**任务一览**
1 - 根据PBMAH家系筛查摘要,去掉ClinVar数据库中评级为良性的位点后,最后剩下多少个候选突变位点?
2 - 请逐字复述PBMAH家系筛查摘要中从“Whole exon sequencing”起一直到“二附属医院心血管内科(江龙)”为止的全部内容。

**原文摘录**
▼▼▼
全外显子测序技术对原发性双侧肾上腺大结节样增生患者进行家系筛查的价值

Whole exon sequencing of gene mutation in a family of primary bilateral macronodular adrenal hyperplasia

作者:匡泽民王瑛唐欣颖奉淑君江龙王永兴

英文作者:

单位:100029首都医科大学附属北京安贞医院高血压科(匡泽民),泌尿外科(王永兴);471000河南省洛阳市,河南科技大学第二附属医院心内科(王瑛);423000南华大学附属郴州市第一人民医院心内科(唐欣颖、奉淑君);330006南昌大学第二附属医院心血管内科(江龙)

英文单位:

关键词:原发性双侧肾上腺大结节样增生;全外显子测序;ARMC5基因;生物信息学分析

英文关键词:

  • 摘要:
  • 【摘要】

    【摘要】目的    探讨全外显子测序技术对原发性双侧肾上腺大结节样增生(PBMAH)患者家系成员进行致病基因突变筛查的价值。方法    选择2017年就诊于首都医科大学附属北京安贞医院高血压科门诊的PBMAH患者1例(先证者),先证者家系由4代18名成员组成,其中先证者祖父母(Ⅰ-1和Ⅰ-2)已逝,共纳入16名研究对象,患病成员共3名,分别为先证者、先证者之父和先证者之弟。本研究选择对3名患病成员及先证者之子共4名家系成员进行全外显子组测序和生物信息学分析,利用千人基因组、dbSNP、Clinvar、Cosmic等数据库对测序结果进行分析,确定致病突变位点,并对纳入成员进行Sanger测序验证。结果    该家系所有患者均为男性,家系内患者肾上腺CT均提示双侧肾上腺增生,结节直径均>10 mm,但临床表型异质性较大。全外显子测序结合生物信息学分析,最终得到包括791个非同义突变在内的共3 936个突变位点,这些突变位点没有任何已知的PBMAH及库欣综合征的基因,其中的208个位点对蛋白功能有影响,千人基因组频率小于0.05的共60个位点,去掉ClinVar数据库中评级为良性的,最后候选突变位点56个。Sanger测序结果表明,只有1个位于ARMC5基因上的点突变c.1085G>A呈现出基因型与疾病表型分离,考虑此突变位点可能为该家系致病突变位点。结论    为了避免患者长期处于皮质醇增多症状态而影响预后,早期识别PBMAH尤为重要,对PBMAH患者进行家系筛查有助于疾病早期诊断和干预。
▲▲▲
**所附记录**
▼▼▼
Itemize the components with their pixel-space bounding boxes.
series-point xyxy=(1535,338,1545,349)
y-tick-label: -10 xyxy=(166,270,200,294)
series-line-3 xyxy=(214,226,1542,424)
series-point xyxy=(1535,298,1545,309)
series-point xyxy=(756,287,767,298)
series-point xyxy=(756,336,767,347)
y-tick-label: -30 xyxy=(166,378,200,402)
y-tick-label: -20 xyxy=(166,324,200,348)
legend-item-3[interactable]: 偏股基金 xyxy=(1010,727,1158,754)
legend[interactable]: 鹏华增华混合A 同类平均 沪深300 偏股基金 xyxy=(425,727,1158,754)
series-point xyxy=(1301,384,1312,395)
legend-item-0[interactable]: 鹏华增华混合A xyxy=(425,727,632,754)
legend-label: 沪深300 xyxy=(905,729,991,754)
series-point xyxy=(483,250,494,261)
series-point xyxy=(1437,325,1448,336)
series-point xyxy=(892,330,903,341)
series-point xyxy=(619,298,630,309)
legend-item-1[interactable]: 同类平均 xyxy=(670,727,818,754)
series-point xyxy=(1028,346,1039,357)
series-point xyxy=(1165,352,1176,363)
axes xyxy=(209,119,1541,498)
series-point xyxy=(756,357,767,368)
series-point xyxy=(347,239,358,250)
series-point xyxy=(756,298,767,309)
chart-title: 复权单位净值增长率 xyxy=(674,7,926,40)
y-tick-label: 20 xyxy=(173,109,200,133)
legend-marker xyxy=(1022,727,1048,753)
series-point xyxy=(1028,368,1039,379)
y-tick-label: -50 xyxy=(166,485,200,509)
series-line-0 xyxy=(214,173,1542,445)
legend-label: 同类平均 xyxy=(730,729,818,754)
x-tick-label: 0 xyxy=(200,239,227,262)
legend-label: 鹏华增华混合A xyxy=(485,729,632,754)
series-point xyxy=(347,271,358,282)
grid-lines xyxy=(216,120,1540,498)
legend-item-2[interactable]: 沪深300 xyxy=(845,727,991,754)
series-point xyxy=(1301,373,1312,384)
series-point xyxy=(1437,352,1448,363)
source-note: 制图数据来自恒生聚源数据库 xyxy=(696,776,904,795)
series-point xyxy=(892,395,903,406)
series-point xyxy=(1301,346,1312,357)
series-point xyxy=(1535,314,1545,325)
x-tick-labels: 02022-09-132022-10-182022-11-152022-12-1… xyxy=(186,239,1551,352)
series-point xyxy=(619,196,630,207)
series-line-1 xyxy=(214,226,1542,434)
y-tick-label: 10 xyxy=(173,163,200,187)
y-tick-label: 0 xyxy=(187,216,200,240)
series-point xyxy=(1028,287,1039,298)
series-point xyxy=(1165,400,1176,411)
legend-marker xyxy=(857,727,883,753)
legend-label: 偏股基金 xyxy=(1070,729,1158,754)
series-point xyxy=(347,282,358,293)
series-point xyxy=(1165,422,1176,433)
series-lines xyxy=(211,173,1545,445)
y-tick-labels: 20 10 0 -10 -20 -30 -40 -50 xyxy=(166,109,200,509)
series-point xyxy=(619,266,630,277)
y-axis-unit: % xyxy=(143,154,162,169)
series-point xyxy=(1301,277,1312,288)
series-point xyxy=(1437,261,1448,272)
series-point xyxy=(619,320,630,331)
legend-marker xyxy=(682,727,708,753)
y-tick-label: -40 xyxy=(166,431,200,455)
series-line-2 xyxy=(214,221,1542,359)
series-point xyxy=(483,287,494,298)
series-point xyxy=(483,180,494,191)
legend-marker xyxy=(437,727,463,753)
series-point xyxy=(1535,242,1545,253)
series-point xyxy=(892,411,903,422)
▲▲▲
**答案部分**
1 - 56个。

2 -
Whole exon sequencing of gene mutation in a family of primary bilateral macronodular adrenal hyperplasia

作者:匡泽民王瑛唐欣颖奉淑君江龙王永兴

英文作者:

单位:100029首都医科大学附属北京安贞医院高血压科(匡泽民),泌尿外科(王永兴);471000河南省洛阳市,河南科技大学第二附属医院心内科(王瑛);423000南华大学附属郴州市第一人民医院心内科(唐欣颖、奉淑君);330006南昌大学第二附属医院心血管内科(江龙)